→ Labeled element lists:
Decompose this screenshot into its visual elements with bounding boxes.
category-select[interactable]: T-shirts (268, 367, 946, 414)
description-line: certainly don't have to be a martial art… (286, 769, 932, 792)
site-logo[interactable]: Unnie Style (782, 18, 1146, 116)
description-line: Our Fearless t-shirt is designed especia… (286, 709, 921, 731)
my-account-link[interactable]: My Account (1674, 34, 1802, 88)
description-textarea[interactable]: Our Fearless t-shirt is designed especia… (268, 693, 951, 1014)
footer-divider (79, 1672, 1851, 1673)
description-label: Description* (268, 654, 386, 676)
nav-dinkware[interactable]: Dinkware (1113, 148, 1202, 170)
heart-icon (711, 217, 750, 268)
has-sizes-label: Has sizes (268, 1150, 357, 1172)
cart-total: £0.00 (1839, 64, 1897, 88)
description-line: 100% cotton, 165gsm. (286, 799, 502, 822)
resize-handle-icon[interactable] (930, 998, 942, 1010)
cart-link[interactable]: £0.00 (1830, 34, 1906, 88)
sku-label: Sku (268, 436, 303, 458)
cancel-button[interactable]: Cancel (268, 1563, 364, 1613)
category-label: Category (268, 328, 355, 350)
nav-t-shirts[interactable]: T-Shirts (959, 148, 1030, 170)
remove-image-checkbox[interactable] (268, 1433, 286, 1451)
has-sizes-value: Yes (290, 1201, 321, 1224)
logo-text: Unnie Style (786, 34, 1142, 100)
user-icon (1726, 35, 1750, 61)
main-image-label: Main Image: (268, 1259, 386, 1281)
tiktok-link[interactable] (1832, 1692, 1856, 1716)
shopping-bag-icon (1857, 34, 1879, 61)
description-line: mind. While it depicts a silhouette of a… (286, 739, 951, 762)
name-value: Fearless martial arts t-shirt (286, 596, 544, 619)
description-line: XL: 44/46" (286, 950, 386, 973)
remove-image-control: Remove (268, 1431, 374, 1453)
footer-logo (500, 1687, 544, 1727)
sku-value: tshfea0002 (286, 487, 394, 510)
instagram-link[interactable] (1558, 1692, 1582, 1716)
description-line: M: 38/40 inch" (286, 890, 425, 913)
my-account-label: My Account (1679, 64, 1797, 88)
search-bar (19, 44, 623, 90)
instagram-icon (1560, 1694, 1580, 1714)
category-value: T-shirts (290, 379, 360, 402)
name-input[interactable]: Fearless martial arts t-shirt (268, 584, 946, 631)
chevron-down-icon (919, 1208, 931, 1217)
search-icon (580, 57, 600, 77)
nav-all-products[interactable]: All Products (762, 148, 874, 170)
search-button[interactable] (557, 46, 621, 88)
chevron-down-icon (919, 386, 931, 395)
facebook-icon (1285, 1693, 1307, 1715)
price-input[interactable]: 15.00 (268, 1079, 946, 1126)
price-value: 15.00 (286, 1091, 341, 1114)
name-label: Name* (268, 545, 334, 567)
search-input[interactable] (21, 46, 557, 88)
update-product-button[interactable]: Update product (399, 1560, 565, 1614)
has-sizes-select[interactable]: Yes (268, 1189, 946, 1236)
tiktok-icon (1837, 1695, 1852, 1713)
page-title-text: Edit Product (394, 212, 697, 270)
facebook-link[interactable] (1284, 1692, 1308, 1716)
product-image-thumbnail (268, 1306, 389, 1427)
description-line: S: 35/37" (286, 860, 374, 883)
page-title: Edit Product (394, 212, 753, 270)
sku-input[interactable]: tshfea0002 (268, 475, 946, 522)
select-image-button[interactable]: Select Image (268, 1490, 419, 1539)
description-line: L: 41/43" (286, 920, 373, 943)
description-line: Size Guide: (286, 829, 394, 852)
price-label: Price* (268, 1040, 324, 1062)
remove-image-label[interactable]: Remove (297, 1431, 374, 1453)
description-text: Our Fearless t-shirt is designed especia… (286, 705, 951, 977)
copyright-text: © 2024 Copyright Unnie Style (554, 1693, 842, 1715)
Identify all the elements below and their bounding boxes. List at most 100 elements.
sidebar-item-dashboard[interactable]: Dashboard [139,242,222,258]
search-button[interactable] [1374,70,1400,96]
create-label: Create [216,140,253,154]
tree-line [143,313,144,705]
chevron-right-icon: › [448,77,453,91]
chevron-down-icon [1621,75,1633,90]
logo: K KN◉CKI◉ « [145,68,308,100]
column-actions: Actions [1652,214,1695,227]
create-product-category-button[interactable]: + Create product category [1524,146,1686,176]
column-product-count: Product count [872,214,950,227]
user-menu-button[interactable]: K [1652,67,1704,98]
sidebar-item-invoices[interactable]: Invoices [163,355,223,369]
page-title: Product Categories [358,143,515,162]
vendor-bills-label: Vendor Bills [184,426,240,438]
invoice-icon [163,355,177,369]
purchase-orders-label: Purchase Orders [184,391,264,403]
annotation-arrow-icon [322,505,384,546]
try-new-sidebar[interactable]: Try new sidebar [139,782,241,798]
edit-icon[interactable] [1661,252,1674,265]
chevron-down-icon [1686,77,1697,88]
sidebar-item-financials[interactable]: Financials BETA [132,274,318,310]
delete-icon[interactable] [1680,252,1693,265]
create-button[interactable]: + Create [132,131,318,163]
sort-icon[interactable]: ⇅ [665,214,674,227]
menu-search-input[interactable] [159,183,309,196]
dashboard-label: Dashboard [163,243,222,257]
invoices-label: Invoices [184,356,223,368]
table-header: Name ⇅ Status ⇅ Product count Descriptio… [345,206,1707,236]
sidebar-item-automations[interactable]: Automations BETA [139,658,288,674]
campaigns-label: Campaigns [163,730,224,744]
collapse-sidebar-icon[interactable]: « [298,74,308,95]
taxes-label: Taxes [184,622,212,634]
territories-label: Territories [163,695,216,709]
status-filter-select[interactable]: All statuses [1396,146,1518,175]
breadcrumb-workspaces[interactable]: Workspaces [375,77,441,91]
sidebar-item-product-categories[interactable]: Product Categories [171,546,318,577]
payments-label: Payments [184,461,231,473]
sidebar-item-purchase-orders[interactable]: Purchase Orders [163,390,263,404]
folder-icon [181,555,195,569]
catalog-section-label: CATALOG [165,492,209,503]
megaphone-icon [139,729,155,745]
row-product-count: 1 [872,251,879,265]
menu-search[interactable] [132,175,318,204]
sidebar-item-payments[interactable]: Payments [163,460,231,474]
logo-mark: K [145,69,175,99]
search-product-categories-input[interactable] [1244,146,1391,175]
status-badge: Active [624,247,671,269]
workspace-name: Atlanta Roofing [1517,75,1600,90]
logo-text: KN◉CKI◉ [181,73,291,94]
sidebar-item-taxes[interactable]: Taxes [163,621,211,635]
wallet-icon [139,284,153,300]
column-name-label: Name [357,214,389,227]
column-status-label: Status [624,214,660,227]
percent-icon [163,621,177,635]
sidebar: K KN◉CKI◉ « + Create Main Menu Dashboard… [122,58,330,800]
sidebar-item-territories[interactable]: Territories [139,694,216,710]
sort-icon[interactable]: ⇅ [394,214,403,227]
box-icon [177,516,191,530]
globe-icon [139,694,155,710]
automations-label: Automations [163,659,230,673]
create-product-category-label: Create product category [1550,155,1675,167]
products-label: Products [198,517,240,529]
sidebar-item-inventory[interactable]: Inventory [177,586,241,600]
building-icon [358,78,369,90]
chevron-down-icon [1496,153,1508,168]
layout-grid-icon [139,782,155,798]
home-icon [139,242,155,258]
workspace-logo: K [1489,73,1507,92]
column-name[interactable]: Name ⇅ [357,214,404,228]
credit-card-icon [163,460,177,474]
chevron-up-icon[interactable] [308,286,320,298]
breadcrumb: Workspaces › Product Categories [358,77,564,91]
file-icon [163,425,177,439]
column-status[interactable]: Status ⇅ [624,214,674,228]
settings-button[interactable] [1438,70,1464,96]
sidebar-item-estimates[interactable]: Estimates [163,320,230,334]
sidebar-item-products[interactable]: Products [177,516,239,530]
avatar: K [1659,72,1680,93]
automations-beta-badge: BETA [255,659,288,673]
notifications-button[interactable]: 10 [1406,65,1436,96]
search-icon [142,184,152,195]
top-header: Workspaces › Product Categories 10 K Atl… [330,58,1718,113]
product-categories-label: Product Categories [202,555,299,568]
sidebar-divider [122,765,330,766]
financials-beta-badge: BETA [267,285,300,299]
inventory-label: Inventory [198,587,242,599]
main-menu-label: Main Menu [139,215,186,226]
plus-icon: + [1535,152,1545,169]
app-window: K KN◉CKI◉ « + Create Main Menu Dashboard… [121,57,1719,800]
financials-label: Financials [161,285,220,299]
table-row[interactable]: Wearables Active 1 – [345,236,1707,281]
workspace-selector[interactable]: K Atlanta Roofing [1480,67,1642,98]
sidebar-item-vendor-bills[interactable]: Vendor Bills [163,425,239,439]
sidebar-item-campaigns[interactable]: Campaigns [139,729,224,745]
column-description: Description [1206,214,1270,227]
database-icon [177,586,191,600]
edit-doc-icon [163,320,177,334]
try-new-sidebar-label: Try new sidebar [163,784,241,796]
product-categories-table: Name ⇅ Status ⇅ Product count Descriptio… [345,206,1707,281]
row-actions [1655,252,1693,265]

→ TASK REQUIREMENTS: Reproduce the data word for word, starting with its first line and going on through the line that contains "description-line: Our Fearless", including both of those lines.

→ THE RESPONSE:
Decompose this screenshot into its visual elements with bounding boxes.
category-select[interactable]: T-shirts (268, 367, 946, 414)
description-line: certainly don't have to be a martial art… (286, 769, 932, 792)
site-logo[interactable]: Unnie Style (782, 18, 1146, 116)
description-line: Our Fearless t-shirt is designed especia… (286, 709, 921, 731)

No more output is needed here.